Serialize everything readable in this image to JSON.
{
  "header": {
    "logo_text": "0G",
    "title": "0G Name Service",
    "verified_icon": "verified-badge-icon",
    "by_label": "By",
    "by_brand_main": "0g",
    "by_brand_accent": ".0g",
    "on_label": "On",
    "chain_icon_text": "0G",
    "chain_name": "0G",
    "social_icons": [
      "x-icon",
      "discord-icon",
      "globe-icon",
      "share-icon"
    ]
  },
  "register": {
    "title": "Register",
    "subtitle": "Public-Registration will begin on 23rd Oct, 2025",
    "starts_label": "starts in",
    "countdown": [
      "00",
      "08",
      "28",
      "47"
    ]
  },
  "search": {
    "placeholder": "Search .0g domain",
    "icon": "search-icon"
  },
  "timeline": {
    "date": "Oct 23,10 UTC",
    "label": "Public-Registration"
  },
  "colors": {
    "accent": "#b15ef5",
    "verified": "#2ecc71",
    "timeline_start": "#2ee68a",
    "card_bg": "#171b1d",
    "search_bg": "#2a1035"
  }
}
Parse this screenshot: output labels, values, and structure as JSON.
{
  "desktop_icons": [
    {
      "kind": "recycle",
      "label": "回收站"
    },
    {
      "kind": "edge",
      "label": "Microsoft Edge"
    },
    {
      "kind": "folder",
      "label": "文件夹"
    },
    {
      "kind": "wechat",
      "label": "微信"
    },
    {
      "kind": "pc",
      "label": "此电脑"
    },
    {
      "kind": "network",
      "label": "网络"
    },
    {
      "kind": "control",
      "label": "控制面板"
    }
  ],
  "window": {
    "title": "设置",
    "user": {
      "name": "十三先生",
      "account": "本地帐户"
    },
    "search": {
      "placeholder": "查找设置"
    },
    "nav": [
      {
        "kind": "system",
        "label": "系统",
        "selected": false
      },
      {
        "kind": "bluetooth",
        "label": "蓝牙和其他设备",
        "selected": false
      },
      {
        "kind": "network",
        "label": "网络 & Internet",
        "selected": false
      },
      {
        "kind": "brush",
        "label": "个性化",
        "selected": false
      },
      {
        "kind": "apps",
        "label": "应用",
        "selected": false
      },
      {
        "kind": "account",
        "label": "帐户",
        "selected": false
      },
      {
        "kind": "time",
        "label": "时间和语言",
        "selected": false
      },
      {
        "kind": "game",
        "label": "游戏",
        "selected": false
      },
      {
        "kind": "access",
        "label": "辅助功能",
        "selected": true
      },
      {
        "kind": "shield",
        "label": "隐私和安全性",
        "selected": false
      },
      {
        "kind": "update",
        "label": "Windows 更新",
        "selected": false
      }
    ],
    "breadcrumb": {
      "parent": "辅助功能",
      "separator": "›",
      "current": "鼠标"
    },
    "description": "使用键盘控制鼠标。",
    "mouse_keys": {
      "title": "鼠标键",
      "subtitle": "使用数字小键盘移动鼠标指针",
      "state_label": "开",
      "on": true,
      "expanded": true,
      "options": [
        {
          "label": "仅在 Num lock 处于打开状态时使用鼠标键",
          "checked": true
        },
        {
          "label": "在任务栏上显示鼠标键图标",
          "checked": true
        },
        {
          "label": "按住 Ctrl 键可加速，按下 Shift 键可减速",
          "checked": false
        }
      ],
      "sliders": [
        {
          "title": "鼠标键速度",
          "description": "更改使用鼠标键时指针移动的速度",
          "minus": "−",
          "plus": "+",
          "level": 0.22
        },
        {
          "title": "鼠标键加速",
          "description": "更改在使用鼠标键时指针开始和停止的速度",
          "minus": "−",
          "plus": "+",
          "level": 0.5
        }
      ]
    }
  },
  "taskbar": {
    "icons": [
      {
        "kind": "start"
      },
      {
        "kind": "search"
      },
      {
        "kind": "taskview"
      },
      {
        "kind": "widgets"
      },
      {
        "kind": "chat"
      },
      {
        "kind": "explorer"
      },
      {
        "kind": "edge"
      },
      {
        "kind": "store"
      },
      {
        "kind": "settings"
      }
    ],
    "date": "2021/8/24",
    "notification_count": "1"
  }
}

☆ ☆ ☆ ☆ ☆

Given request = Report how many lines in the records above contain the word "verified", giving only the number.

Correct answer = 2